En cualquier parte de la pequeña vida que vivimos encontraremos la falda imperiosa que rige el carácter del hombre que no puede llegar tarde a casa. Ni saludar dos veces seguidas a otra mujer. Ni tener secretaria particular. Batalla ganada por obra de adhesión. Como el esparadrapo. Viajar en ómnibus. Y los hermanos siameses son el parto de una mecanógrafa disciplinada. Que no concibe que se pueda hacer algo en la vida sin sacar una copia.
Cuando la mujer celosa se enferma, o tiene que ir a casa de la familia, el hombre se queda solo y siente la gratitud de unas vacaciones. Es el matrimonio con descanso retribuido. Cuando tomamos vacaciones, sentimos la sensación estimulante de evadirnos de lo que nos rodea todos los días. Y creemos un acontecimiento feliz el comer en el campo un pedazo de empanada con gente nueva.
◇ ◇ ◇ ◇ ◇
> **TAREAS PROPUESTAS**
[1] Según el texto sobre la mujer celosa, ¿qué siente el hombre cuando se queda solo?
[2] Prosiga el texto sobre la mujer celosa a partir de su última oración.
Las líneas siguientes provienen de una fuente distinta.

> **SECCIÓN DE DATOS**
◇ ◇ ◇ ◇ ◇
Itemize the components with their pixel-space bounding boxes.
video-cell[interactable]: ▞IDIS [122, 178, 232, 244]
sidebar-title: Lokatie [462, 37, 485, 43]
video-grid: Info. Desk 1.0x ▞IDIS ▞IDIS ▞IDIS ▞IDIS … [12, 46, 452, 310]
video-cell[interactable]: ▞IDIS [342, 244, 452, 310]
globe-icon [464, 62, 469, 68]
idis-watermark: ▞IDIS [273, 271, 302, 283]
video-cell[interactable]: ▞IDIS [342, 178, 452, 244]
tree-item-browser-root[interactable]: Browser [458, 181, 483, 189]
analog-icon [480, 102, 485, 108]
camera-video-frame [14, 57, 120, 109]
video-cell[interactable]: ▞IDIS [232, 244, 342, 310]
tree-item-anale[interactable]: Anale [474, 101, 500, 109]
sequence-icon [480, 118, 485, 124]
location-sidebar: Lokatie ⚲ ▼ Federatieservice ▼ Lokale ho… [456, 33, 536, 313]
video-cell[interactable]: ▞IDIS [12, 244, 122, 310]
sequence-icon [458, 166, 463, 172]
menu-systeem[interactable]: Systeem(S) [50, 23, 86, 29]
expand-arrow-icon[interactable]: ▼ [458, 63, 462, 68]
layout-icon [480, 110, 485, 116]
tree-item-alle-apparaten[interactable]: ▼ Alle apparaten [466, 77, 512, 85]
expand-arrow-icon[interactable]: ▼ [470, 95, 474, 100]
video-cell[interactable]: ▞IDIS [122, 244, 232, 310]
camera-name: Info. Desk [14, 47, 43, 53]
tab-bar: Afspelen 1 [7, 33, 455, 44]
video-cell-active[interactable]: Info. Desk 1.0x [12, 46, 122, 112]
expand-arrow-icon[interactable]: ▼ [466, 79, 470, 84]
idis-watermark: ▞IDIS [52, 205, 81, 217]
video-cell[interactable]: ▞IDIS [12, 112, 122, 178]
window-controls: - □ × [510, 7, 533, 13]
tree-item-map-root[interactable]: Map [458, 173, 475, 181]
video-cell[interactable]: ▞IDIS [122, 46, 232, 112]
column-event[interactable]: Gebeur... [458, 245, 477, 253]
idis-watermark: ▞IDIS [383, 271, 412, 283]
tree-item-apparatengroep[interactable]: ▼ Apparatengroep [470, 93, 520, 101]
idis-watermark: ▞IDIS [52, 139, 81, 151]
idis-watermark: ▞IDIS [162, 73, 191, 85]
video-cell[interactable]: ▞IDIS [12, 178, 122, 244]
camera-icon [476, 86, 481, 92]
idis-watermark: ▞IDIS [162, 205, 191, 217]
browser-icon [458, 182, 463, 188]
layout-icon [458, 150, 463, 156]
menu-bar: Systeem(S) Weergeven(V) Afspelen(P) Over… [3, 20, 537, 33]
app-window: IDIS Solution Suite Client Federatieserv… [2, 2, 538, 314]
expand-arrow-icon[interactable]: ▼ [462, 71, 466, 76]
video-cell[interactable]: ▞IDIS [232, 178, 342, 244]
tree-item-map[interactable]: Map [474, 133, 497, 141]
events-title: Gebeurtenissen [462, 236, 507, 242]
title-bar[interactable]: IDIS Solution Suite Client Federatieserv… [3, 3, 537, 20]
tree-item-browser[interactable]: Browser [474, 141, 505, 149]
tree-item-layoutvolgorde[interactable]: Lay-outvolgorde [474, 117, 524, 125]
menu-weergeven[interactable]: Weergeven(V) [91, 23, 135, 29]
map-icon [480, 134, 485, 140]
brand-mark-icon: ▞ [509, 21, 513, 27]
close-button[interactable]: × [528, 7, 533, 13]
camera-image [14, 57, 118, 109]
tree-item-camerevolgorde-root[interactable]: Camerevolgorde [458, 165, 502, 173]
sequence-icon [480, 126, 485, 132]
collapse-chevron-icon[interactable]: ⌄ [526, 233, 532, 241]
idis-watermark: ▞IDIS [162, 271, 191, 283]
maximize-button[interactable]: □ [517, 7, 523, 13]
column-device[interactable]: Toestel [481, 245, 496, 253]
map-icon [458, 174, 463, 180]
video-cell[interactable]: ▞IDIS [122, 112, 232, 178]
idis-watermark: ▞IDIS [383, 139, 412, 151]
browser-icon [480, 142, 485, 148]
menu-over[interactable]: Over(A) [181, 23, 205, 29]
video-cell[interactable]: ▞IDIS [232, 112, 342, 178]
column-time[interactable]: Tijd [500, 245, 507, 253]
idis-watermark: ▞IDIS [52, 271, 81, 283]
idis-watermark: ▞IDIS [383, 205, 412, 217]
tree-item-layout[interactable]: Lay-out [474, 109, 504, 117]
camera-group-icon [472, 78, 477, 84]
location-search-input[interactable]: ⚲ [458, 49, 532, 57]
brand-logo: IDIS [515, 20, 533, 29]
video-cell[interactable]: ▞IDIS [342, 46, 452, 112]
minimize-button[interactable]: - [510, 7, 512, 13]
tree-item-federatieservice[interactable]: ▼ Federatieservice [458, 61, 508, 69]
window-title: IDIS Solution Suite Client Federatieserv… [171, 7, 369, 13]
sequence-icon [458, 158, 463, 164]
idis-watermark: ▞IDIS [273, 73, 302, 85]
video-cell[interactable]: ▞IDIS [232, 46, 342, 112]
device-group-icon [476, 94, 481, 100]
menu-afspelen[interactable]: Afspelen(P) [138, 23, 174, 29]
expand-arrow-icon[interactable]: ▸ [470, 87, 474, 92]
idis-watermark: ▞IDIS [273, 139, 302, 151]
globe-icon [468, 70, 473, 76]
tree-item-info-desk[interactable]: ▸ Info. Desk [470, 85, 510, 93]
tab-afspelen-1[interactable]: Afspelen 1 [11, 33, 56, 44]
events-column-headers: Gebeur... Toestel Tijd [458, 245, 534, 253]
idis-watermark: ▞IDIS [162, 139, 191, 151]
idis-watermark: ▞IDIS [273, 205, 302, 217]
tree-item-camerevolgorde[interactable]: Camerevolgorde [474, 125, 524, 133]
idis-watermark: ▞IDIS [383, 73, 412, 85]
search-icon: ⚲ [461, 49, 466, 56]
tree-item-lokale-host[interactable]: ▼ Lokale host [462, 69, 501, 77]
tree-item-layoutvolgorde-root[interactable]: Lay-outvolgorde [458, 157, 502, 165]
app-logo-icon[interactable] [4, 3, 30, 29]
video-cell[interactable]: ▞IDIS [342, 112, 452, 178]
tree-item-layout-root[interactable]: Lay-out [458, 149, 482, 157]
◇ ◇ ◇ ◇ ◇
> **RESPUESTAS DEL EJERCICIO**
[1] Siente la gratitud de unas vacaciones.

[2]
El más triste de los celos es el del hombre muy viejo que se ha casado con una mujer muy joven. Porque es el miedo a lo inevitable. Disfrazado de gran amor. Los ancianos celan sin dejar de tratar a la mujer joven con amabilidad de dependiente de sedería.
En los viejos verdes el amor vuelve a ser el aprendizaje difícil que fue a los quince años. Hay un estado imperfecto de aprendizaje en lo que no se sabe hacer. Y en lo que se sabe hacer y no puede hacerse. Sin embargo, el hombre da consejos de amor cuando ya no puede amar. Los que redactan recetas de cocina, quizá estén a dieta de vegetales. Y las señoras facilitan fórmulas maravillosas para conservar la belleza de las demás, cuando ya han perdido su propia belleza.
La mentira de laboratorio de la mejor crema para embellecer no resistirá un instante la verdad de abrir una ventana para que entre el sol del mediodía. Aquellas que creen que a pesar de ser viejas siguen siendo jóvenes, le deben la ilusión a la noche. Y a la educación de los amigos que inventaron la tontería de que “los años no pasan por tí”. El sol escandaloso del mediodía es la placa de Rayos X que va tan profundo, que llega al sitio donde la mujer esconde la fe de bautismo.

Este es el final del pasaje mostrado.